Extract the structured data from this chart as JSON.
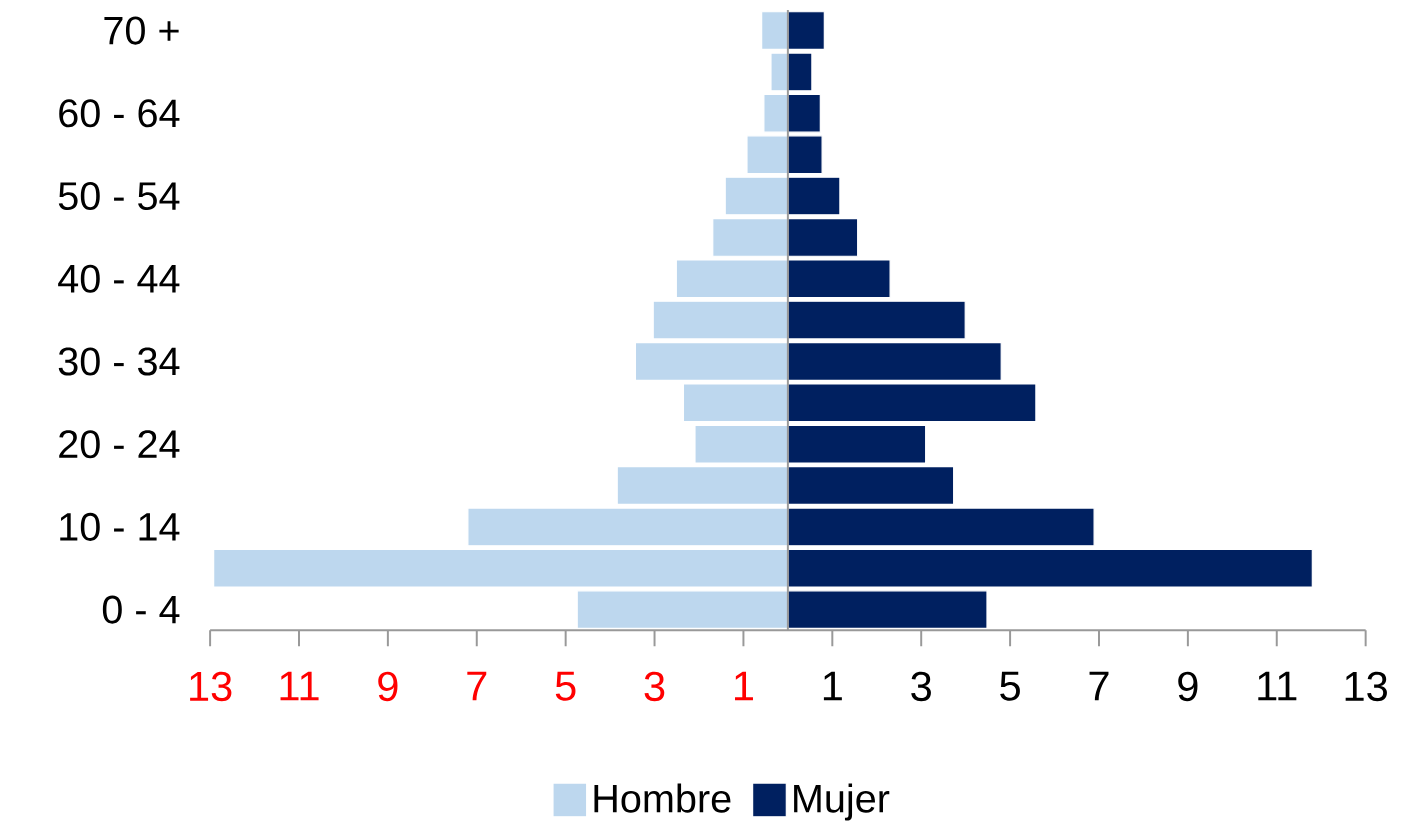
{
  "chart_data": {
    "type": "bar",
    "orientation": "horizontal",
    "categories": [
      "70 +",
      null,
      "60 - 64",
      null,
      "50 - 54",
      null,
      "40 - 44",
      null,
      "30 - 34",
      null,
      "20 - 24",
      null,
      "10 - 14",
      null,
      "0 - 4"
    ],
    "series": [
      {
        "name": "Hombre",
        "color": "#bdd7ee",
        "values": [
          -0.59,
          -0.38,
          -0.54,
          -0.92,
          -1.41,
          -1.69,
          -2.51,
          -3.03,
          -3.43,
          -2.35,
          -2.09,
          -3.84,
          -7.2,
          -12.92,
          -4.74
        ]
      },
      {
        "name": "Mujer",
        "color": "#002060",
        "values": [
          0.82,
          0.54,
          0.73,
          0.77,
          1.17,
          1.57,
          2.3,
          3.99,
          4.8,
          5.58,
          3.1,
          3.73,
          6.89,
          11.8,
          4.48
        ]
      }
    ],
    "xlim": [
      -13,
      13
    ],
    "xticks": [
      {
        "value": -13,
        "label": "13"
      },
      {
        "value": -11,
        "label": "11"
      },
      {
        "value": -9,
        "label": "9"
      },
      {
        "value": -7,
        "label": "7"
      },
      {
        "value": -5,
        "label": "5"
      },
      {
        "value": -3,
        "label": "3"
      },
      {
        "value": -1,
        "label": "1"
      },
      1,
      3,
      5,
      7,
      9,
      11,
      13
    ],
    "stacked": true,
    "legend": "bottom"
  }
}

════════════════

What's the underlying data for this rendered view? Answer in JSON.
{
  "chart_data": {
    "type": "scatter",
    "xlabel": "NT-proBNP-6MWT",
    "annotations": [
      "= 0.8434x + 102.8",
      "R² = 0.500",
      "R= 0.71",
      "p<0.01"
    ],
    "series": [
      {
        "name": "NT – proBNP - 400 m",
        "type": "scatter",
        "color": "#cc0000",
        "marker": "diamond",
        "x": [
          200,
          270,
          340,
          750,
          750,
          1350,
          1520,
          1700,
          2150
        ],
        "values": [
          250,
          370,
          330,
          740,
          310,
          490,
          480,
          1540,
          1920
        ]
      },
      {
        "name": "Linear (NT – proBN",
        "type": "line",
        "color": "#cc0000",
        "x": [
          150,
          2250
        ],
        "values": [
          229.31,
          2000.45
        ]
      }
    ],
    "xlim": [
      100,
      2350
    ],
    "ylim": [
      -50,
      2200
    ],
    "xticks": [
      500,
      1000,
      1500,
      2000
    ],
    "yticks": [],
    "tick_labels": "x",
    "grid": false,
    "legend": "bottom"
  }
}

════════════════

* [The problem]: Determine how many lines of the records above contain the word "color", and report only that number.

* [Full solution]: 4